* START The input *
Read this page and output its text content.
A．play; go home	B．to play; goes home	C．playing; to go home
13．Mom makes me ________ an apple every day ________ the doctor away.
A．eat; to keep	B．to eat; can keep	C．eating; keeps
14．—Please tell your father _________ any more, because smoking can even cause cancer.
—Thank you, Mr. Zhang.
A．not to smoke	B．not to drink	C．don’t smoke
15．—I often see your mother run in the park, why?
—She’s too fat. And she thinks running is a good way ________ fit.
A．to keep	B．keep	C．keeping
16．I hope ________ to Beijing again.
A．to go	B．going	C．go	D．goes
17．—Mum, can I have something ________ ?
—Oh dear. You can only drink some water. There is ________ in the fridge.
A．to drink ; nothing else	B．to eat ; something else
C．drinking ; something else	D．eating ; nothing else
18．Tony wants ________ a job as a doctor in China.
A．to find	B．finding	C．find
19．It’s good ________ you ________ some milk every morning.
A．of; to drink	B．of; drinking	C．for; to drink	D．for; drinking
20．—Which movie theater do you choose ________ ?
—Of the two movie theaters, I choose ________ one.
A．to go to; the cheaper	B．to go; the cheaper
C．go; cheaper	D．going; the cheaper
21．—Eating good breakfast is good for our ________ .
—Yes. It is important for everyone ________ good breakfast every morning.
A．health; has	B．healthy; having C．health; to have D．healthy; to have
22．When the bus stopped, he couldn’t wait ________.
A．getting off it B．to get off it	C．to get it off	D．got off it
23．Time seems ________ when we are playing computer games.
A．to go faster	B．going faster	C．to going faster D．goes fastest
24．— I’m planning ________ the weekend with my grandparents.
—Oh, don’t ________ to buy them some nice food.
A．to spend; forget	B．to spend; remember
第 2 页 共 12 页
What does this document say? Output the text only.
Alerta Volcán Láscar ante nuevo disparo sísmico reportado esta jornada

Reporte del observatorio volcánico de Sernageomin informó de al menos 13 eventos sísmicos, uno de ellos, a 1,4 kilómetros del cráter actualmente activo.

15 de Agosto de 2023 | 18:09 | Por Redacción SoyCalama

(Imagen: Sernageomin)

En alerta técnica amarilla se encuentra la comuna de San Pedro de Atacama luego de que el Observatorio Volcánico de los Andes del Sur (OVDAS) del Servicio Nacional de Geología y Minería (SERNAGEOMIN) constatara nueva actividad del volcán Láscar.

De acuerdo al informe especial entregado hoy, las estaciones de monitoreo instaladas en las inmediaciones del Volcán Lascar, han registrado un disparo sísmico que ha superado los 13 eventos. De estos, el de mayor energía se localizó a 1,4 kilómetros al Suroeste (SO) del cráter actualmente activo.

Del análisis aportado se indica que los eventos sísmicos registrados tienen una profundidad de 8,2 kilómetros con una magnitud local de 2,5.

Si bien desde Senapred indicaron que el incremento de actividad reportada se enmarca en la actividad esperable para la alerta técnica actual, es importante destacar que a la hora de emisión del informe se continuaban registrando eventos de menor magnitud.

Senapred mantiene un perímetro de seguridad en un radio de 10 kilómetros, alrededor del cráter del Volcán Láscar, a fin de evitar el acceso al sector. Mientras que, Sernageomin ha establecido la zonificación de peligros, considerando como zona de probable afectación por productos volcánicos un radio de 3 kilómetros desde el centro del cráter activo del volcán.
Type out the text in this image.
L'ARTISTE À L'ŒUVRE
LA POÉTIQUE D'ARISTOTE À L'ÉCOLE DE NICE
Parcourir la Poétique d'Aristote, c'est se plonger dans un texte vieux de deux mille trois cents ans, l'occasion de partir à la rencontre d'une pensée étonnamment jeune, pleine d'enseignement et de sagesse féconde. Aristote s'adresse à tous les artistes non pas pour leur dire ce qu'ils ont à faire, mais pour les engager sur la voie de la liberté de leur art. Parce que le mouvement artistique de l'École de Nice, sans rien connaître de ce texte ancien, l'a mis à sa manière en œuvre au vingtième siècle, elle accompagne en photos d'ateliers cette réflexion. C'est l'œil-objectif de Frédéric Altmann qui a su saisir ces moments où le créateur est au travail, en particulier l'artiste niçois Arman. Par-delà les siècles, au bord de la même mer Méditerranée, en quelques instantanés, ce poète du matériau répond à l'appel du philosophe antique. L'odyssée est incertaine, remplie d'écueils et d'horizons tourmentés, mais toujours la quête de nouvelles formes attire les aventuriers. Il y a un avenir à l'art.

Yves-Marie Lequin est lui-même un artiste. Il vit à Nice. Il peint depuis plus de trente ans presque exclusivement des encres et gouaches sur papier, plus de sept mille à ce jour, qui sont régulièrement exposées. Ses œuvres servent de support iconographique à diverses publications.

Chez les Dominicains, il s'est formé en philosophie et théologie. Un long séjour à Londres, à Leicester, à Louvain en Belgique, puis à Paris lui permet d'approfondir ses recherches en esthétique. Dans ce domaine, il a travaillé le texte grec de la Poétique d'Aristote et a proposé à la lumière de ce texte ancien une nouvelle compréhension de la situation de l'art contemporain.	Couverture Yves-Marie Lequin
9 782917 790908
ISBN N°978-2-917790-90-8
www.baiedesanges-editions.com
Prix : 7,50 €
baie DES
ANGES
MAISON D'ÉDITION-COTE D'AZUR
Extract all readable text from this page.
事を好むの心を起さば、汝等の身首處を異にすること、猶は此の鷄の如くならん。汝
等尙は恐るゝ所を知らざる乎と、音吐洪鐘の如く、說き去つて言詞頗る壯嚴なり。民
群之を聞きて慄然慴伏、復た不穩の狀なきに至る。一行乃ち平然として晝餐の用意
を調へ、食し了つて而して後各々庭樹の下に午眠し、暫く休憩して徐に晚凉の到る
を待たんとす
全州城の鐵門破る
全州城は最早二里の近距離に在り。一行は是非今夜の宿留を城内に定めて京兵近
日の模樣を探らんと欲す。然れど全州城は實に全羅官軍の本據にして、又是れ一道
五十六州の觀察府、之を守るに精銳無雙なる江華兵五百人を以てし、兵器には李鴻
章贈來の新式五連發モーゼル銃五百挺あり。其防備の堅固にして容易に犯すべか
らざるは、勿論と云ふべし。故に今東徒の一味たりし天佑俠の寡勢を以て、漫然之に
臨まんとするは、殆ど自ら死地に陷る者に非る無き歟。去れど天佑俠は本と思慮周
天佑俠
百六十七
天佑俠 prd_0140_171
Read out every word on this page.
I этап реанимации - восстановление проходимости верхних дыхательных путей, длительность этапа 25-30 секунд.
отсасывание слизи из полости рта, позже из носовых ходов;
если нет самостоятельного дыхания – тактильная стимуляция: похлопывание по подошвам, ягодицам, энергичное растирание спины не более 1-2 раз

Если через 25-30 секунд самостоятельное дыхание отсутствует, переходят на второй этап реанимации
* END The input *
List the lines that contain the word "keep".

**Response:**
A．eat; to keep	B．to eat; can keep	C．eating; keeps
A．to keep	B．keep	C．keeping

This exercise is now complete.